EXERCISE AIM :: Every line that includes the word "total" is to be listed.

-- Start MATERIAL FOR THIS EXERCISE --

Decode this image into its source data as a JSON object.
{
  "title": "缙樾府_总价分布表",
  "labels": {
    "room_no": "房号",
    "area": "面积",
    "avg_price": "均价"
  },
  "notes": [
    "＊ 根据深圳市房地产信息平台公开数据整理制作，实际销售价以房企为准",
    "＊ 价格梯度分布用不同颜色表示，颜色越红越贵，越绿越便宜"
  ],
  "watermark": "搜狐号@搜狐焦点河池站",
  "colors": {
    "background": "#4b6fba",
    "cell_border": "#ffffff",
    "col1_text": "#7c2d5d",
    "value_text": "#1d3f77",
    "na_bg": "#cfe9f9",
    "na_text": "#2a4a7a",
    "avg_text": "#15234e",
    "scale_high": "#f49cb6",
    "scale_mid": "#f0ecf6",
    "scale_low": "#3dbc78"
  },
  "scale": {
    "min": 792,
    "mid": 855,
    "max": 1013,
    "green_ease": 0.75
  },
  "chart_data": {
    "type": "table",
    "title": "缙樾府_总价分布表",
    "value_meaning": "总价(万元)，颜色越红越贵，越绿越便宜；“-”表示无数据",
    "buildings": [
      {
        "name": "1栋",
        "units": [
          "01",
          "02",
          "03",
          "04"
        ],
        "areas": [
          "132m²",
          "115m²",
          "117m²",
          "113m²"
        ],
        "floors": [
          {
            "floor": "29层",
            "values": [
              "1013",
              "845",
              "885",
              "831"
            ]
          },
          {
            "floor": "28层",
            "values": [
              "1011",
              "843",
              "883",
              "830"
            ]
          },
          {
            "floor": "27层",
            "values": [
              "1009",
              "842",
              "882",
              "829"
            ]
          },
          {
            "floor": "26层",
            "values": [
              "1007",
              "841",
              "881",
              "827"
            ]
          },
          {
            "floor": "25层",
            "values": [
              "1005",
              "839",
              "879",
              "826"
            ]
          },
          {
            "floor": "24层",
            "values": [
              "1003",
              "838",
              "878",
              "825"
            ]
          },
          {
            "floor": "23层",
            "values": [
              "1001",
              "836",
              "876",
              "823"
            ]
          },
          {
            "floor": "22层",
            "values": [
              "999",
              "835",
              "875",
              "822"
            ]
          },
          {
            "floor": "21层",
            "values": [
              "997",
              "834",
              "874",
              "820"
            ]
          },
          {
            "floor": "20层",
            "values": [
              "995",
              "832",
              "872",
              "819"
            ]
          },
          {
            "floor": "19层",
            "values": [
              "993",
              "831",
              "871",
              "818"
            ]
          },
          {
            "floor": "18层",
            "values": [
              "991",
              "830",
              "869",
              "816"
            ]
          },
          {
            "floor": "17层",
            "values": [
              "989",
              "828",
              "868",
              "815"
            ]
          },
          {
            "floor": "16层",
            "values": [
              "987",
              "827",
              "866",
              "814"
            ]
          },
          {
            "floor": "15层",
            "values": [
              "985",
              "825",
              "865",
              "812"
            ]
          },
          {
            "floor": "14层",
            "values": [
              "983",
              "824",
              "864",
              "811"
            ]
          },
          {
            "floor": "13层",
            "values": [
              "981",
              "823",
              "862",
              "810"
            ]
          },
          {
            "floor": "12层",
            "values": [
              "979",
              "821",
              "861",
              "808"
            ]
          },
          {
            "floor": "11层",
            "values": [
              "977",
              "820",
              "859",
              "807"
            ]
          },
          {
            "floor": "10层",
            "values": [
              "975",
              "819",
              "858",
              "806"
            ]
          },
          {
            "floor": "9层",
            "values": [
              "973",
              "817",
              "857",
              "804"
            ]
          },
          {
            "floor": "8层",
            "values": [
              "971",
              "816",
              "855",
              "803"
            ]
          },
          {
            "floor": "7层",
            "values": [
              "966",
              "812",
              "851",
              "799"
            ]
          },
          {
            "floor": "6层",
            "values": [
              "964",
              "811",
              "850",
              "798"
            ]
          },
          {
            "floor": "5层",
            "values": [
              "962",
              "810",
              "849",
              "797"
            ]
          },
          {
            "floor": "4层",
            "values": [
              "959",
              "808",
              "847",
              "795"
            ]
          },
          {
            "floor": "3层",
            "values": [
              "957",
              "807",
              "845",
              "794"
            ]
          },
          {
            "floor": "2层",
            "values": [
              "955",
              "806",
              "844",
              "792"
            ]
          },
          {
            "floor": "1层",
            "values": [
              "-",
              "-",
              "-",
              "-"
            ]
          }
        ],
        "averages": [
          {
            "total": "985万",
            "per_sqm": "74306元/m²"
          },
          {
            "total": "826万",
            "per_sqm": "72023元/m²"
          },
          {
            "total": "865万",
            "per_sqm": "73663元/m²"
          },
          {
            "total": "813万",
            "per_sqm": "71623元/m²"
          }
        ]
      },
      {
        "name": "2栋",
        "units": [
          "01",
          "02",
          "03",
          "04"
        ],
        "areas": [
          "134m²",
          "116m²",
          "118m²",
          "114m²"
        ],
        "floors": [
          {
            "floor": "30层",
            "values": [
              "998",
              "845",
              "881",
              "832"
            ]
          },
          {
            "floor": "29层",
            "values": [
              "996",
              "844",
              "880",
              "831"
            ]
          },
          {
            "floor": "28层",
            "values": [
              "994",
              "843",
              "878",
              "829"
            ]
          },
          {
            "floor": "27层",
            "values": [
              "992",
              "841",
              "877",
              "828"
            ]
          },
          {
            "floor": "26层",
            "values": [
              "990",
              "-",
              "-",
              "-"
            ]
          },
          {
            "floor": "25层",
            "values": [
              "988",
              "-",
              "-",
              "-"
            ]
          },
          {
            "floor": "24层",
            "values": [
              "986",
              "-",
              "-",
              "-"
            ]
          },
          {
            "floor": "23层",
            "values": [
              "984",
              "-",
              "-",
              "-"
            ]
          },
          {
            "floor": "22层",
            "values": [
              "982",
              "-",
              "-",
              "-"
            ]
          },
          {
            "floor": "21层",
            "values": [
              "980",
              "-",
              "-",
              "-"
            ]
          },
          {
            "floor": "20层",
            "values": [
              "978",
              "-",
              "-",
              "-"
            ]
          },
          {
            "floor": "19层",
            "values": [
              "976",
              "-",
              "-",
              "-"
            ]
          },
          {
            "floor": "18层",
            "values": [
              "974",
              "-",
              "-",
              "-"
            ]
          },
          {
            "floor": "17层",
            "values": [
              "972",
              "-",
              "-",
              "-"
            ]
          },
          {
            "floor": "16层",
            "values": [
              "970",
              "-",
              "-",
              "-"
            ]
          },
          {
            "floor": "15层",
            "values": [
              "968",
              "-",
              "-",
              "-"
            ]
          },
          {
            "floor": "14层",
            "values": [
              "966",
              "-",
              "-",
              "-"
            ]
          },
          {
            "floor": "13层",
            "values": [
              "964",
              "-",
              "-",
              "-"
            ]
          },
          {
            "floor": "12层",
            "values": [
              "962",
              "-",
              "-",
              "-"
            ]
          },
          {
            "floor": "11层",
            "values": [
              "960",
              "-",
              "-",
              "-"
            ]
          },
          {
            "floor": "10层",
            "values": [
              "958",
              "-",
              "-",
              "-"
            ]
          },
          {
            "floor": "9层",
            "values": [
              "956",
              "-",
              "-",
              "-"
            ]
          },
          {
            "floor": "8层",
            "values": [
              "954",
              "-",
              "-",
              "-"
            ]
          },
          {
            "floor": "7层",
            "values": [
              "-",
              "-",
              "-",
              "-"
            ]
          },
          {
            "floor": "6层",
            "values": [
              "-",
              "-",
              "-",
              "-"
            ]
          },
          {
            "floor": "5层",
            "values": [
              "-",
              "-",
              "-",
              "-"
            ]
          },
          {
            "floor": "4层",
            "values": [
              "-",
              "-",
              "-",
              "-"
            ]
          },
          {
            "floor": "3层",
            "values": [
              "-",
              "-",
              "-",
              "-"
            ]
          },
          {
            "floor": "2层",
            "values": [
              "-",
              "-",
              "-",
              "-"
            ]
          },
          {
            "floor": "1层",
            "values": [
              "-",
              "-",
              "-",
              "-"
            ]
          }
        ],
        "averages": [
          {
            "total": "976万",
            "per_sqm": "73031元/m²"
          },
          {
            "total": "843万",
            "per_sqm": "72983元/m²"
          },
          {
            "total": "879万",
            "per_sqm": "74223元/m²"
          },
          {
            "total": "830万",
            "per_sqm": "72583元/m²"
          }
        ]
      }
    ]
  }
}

-- End MATERIAL FOR THIS EXERCISE --

WRITTEN SOLUTION ::
            "total": "985万",
            "total": "826万",
            "total": "865万",
            "total": "813万",
            "total": "976万",
            "total": "843万",
            "total": "879万",
            "total": "830万",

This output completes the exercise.